Task:
Which lines in the records below contain the word "initial"? Copy each one out.

(Excerpts from a figure dataset)
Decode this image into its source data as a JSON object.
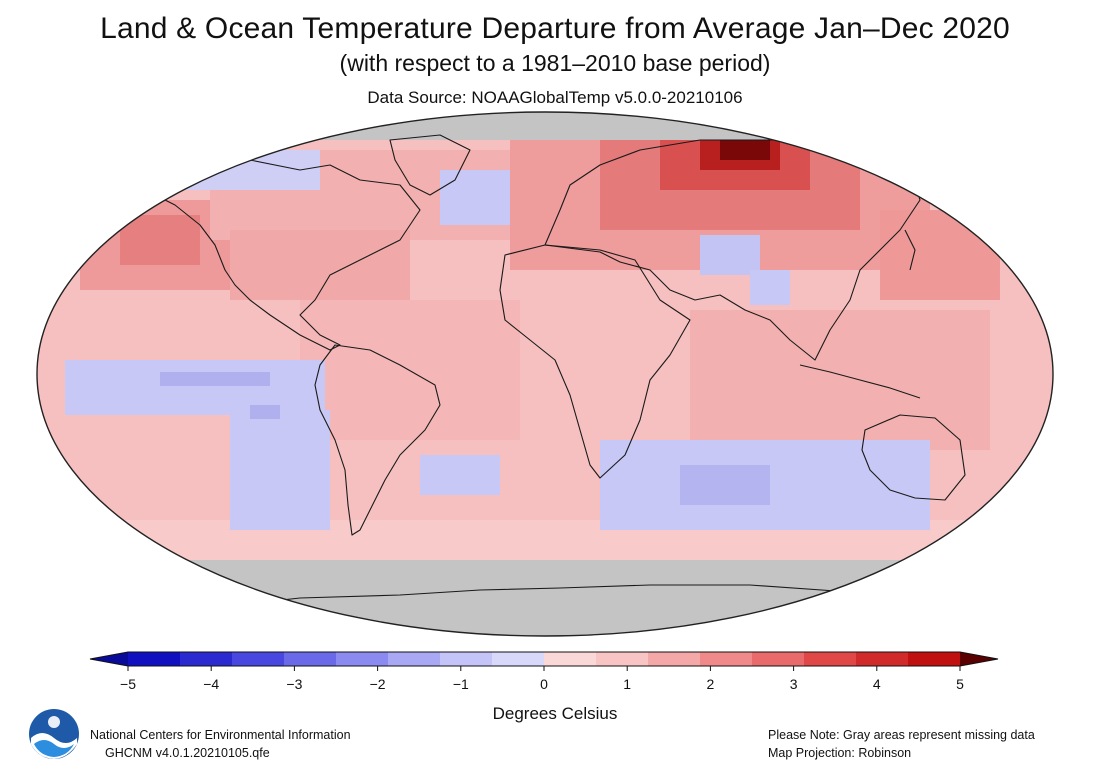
{
  "header": {
    "title": "Land & Ocean Temperature Departure from Average Jan–Dec 2020",
    "subtitle": "(with respect to a 1981–2010 base period)",
    "source": "Data Source: NOAAGlobalTemp v5.0.0-20210106"
  },
  "colorbar": {
    "ticks": [
      "−5",
      "−4",
      "−3",
      "−2",
      "−1",
      "0",
      "1",
      "2",
      "3",
      "4",
      "5"
    ],
    "label": "Degrees Celsius",
    "colors": [
      "#1010c0",
      "#2a2ad0",
      "#4848e0",
      "#6a6ae8",
      "#8a8af0",
      "#a8a8f4",
      "#c4c4f8",
      "#d8d8fa",
      "#fad8d8",
      "#f8c4c4",
      "#f4a8a8",
      "#f08a8a",
      "#e86a6a",
      "#e04848",
      "#d02a2a",
      "#c01010"
    ],
    "under_color": "#0a0a9a",
    "over_color": "#5a0000"
  },
  "map": {
    "projection": "Robinson",
    "ocean_base_color": "#f6c0c0",
    "missing_color": "#c4c4c4"
  },
  "footer": {
    "org": "National Centers for Environmental Information",
    "dataset": "GHCNM v4.0.1.20210105.qfe",
    "note": "Please Note: Gray areas represent missing data",
    "projection": "Map Projection: Robinson",
    "logo_text": "NOAA"
  }
}
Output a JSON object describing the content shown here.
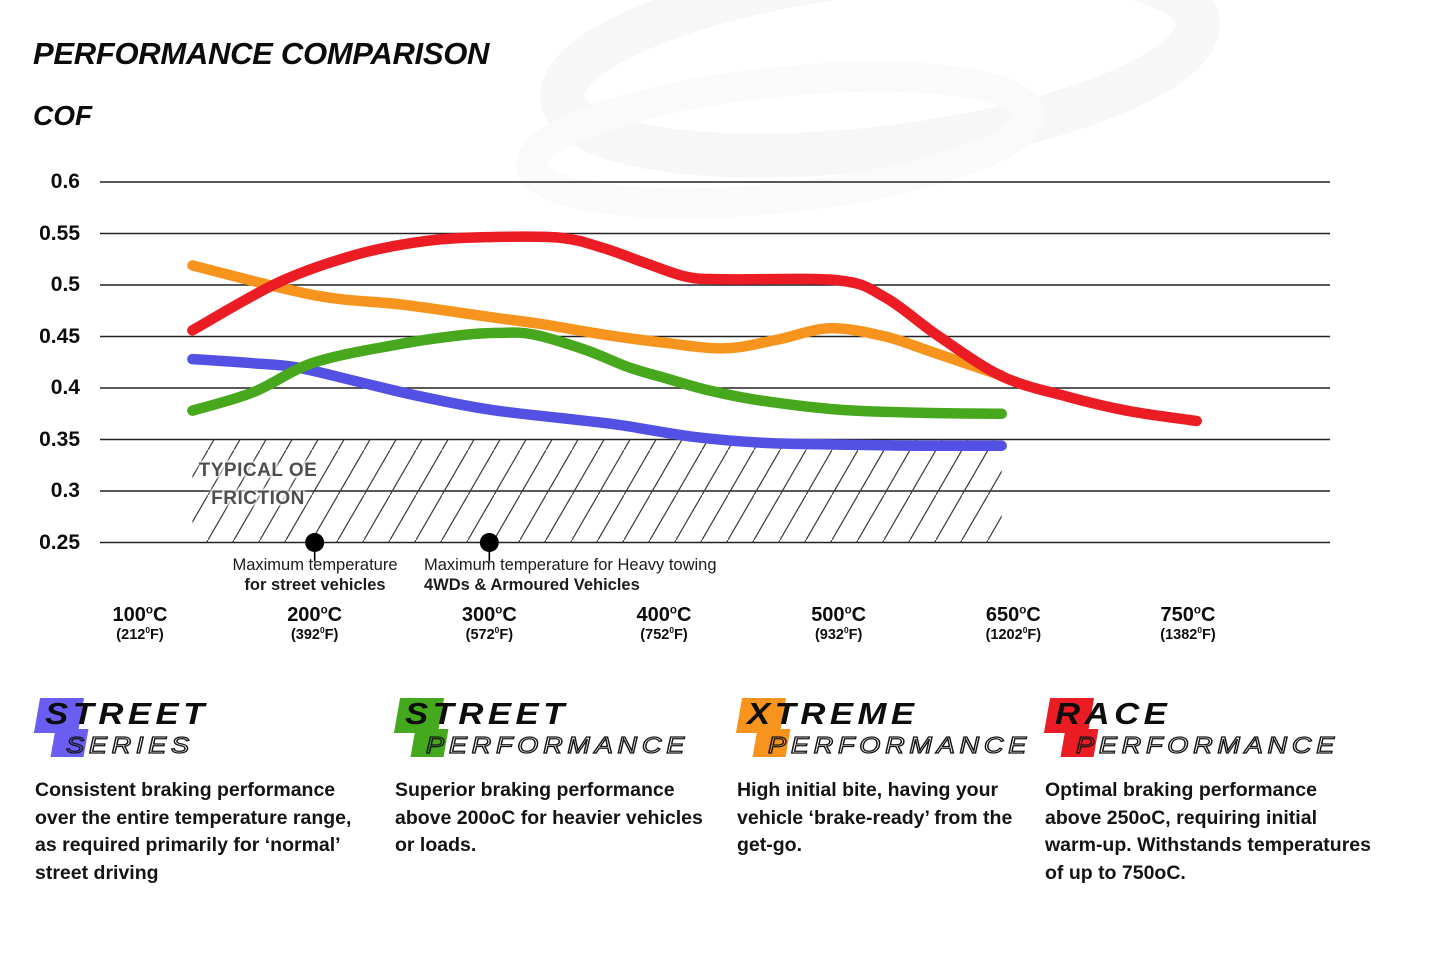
{
  "title": "PERFORMANCE COMPARISON",
  "chart_data": {
    "type": "line",
    "title": "PERFORMANCE COMPARISON",
    "ylabel": "COF",
    "xlabel": "",
    "ylim": [
      0.25,
      0.6
    ],
    "grid": true,
    "y_ticks": [
      "0.6",
      "0.55",
      "0.5",
      "0.45",
      "0.4",
      "0.35",
      "0.3",
      "0.25"
    ],
    "y_tick_values": [
      0.6,
      0.55,
      0.5,
      0.45,
      0.4,
      0.35,
      0.3,
      0.25
    ],
    "x_ticks": [
      {
        "c": "100",
        "f": "212"
      },
      {
        "c": "200",
        "f": "392"
      },
      {
        "c": "300",
        "f": "572"
      },
      {
        "c": "400",
        "f": "752"
      },
      {
        "c": "500",
        "f": "932"
      },
      {
        "c": "650",
        "f": "1202"
      },
      {
        "c": "750",
        "f": "1382"
      }
    ],
    "series": [
      {
        "name": "Street Series",
        "color": "#5351e3",
        "points": [
          [
            130,
            0.428
          ],
          [
            165,
            0.424
          ],
          [
            190,
            0.42
          ],
          [
            225,
            0.406
          ],
          [
            260,
            0.392
          ],
          [
            300,
            0.379
          ],
          [
            340,
            0.371
          ],
          [
            375,
            0.364
          ],
          [
            415,
            0.353
          ],
          [
            455,
            0.347
          ],
          [
            500,
            0.345
          ],
          [
            570,
            0.344
          ],
          [
            640,
            0.344
          ]
        ]
      },
      {
        "name": "Street Performance",
        "color": "#47a81e",
        "points": [
          [
            130,
            0.378
          ],
          [
            165,
            0.396
          ],
          [
            200,
            0.425
          ],
          [
            250,
            0.443
          ],
          [
            285,
            0.4515
          ],
          [
            305,
            0.4535
          ],
          [
            325,
            0.452
          ],
          [
            355,
            0.437
          ],
          [
            380,
            0.42
          ],
          [
            400,
            0.41
          ],
          [
            425,
            0.398
          ],
          [
            455,
            0.388
          ],
          [
            500,
            0.379
          ],
          [
            570,
            0.376
          ],
          [
            640,
            0.375
          ]
        ]
      },
      {
        "name": "Xtreme Performance",
        "color": "#f7941e",
        "points": [
          [
            130,
            0.519
          ],
          [
            200,
            0.49
          ],
          [
            250,
            0.481
          ],
          [
            300,
            0.469
          ],
          [
            330,
            0.462
          ],
          [
            365,
            0.452
          ],
          [
            400,
            0.444
          ],
          [
            435,
            0.4385
          ],
          [
            465,
            0.447
          ],
          [
            495,
            0.458
          ],
          [
            540,
            0.45
          ],
          [
            580,
            0.435
          ],
          [
            640,
            0.412
          ]
        ]
      },
      {
        "name": "Race Performance",
        "color": "#ec1c24",
        "points": [
          [
            130,
            0.456
          ],
          [
            180,
            0.503
          ],
          [
            225,
            0.53
          ],
          [
            265,
            0.543
          ],
          [
            300,
            0.5465
          ],
          [
            340,
            0.546
          ],
          [
            365,
            0.536
          ],
          [
            390,
            0.521
          ],
          [
            413,
            0.508
          ],
          [
            435,
            0.5055
          ],
          [
            500,
            0.5045
          ],
          [
            540,
            0.488
          ],
          [
            585,
            0.451
          ],
          [
            640,
            0.4115
          ],
          [
            680,
            0.392
          ],
          [
            715,
            0.378
          ],
          [
            755,
            0.368
          ]
        ]
      }
    ],
    "oe_region": {
      "label_line1": "TYPICAL OE",
      "label_line2": "FRICTION",
      "temp_range_c": [
        130,
        640
      ],
      "cof_range": [
        0.25,
        0.35
      ]
    },
    "annotations": [
      {
        "temp_c": 200,
        "cof": 0.25,
        "line1": "Maximum temperature",
        "line2": "for street vehicles"
      },
      {
        "temp_c": 300,
        "cof": 0.25,
        "line1": "Maximum temperature for Heavy towing",
        "line2": "4WDs & Armoured Vehicles"
      }
    ]
  },
  "legend": [
    {
      "word1": "STREET",
      "word2": "SERIES",
      "color": "#5351e3",
      "badge_color": "#6a5ef2",
      "description": "Consistent braking performance over the entire temperature range, as required primarily for ‘normal’ street driving"
    },
    {
      "word1": "STREET",
      "word2": "PERFORMANCE",
      "color": "#47a81e",
      "badge_color": "#44a91d",
      "description": "Superior braking performance above 200oC for heavier vehicles or loads."
    },
    {
      "word1": "XTREME",
      "word2": "PERFORMANCE",
      "color": "#f7941e",
      "badge_color": "#f7941e",
      "description": "High initial bite, having your vehicle ‘brake-ready’ from the get-go."
    },
    {
      "word1": "RACE",
      "word2": "PERFORMANCE",
      "color": "#ec1c24",
      "badge_color": "#ec1c24",
      "description": "Optimal braking performance above 250oC, requiring initial warm-up. Withstands temperatures of up to 750oC."
    }
  ]
}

Solved problem:
      "description": "High initial bite, having your vehicle ‘brake-ready’ from the get-go."
      "description": "Optimal braking performance above 250oC, requiring initial warm-up. Withstands temperatures of up to 750oC."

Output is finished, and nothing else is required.